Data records
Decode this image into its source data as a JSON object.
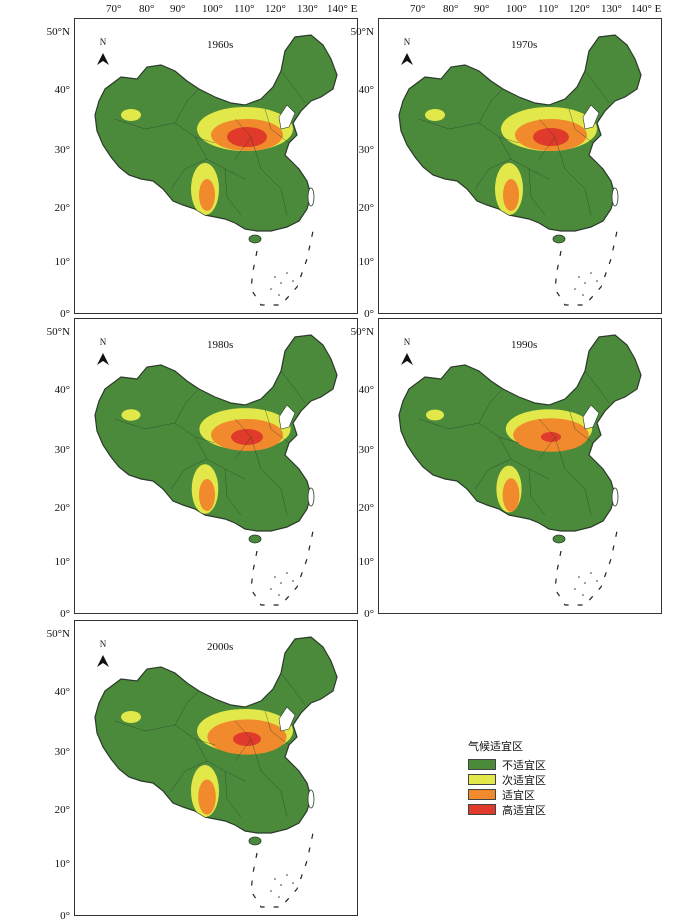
{
  "x_ticks": [
    "70°",
    "80°",
    "90°",
    "100°",
    "110°",
    "120°",
    "130°",
    "140° E"
  ],
  "y_ticks": [
    "50°N",
    "40°",
    "30°",
    "20°",
    "10°",
    "0°"
  ],
  "north_label": "N",
  "panels": [
    {
      "decade": "1960s",
      "high": 1.0,
      "suitable": 1.0,
      "sub": 1.0
    },
    {
      "decade": "1970s",
      "high": 0.9,
      "suitable": 1.0,
      "sub": 1.0
    },
    {
      "decade": "1980s",
      "high": 0.8,
      "suitable": 1.0,
      "sub": 0.95
    },
    {
      "decade": "1990s",
      "high": 0.5,
      "suitable": 1.05,
      "sub": 0.9
    },
    {
      "decade": "2000s",
      "high": 0.7,
      "suitable": 1.1,
      "sub": 1.0
    }
  ],
  "legend": {
    "title": "气候适宜区",
    "items": [
      {
        "label": "不适宜区",
        "color": "#4a8a3a"
      },
      {
        "label": "次适宜区",
        "color": "#e3e84a"
      },
      {
        "label": "适宜区",
        "color": "#f08a2c"
      },
      {
        "label": "高适宜区",
        "color": "#e03a2a"
      }
    ]
  },
  "colors": {
    "land": "#4a8a3a",
    "sub": "#e3e84a",
    "suitable": "#f08a2c",
    "high": "#e03a2a",
    "border": "#2b3a2b"
  }
}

EXERCISE INSTRUCTIONS →
Without the pictures, copy the material exactly as given.

ANSWER TO THE EXERCISE →
Decode this image into its source data as a JSON object.
{
  "x_ticks": [
    "70°",
    "80°",
    "90°",
    "100°",
    "110°",
    "120°",
    "130°",
    "140° E"
  ],
  "y_ticks": [
    "50°N",
    "40°",
    "30°",
    "20°",
    "10°",
    "0°"
  ],
  "north_label": "N",
  "panels": [
    {
      "decade": "1960s",
      "high": 1.0,
      "suitable": 1.0,
      "sub": 1.0
    },
    {
      "decade": "1970s",
      "high": 0.9,
      "suitable": 1.0,
      "sub": 1.0
    },
    {
      "decade": "1980s",
      "high": 0.8,
      "suitable": 1.0,
      "sub": 0.95
    },
    {
      "decade": "1990s",
      "high": 0.5,
      "suitable": 1.05,
      "sub": 0.9
    },
    {
      "decade": "2000s",
      "high": 0.7,
      "suitable": 1.1,
      "sub": 1.0
    }
  ],
  "legend": {
    "title": "气候适宜区",
    "items": [
      {
        "label": "不适宜区",
        "color": "#4a8a3a"
      },
      {
        "label": "次适宜区",
        "color": "#e3e84a"
      },
      {
        "label": "适宜区",
        "color": "#f08a2c"
      },
      {
        "label": "高适宜区",
        "color": "#e03a2a"
      }
    ]
  },
  "colors": {
    "land": "#4a8a3a",
    "sub": "#e3e84a",
    "suitable": "#f08a2c",
    "high": "#e03a2a",
    "border": "#2b3a2b"
  }
}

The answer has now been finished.